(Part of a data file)
-- Start --
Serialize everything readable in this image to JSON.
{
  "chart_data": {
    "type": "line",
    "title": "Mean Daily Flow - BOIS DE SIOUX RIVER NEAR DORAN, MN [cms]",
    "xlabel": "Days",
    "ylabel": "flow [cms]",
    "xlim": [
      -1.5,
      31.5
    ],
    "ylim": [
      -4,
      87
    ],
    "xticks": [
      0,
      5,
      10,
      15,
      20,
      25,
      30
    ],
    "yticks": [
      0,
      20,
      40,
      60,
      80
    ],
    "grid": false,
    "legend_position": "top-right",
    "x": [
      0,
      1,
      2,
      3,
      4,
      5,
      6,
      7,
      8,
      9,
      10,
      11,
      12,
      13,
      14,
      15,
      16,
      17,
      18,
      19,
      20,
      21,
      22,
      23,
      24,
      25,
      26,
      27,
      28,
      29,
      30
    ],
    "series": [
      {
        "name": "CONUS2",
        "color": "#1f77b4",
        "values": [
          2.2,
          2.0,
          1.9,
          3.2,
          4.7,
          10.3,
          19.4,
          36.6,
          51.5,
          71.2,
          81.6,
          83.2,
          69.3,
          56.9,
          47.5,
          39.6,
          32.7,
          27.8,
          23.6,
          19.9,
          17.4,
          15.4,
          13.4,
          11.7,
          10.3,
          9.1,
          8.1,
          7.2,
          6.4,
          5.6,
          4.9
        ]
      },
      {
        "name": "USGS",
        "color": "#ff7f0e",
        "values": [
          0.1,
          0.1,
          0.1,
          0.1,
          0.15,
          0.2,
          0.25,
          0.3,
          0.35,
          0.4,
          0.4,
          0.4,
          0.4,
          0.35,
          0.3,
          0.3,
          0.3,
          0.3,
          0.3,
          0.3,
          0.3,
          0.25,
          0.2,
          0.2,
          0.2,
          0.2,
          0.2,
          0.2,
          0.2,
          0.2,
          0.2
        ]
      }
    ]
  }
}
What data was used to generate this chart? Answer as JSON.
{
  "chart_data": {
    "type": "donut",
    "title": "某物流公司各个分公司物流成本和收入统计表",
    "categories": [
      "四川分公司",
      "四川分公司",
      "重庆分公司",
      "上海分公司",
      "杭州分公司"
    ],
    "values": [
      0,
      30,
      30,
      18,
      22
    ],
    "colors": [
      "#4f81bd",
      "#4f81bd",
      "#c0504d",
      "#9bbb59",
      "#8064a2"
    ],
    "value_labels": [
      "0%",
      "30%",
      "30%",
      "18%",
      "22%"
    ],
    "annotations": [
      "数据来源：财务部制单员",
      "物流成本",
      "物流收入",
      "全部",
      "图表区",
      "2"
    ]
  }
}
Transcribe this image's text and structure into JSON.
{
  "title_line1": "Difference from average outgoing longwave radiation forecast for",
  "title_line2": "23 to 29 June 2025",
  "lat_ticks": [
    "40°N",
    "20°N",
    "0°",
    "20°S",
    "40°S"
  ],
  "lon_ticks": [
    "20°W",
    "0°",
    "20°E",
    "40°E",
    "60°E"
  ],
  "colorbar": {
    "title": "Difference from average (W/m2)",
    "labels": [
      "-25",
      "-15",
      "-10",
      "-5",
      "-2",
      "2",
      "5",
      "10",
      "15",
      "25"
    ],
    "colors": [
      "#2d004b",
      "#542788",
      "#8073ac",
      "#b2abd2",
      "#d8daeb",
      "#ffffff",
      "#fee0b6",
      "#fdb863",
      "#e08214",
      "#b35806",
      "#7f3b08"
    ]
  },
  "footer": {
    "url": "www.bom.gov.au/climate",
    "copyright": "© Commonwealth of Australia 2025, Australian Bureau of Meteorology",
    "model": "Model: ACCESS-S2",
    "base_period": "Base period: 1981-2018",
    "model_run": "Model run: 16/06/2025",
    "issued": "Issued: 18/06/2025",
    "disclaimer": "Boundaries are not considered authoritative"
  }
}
-- End --
* _Problem_: Which lines above hold the word "JSON"? Copy each of them.

* _Exercise answer_:
Serialize everything readable in this image to JSON.
What data was used to generate this chart? Answer as JSON.
Transcribe this image's text and structure into JSON.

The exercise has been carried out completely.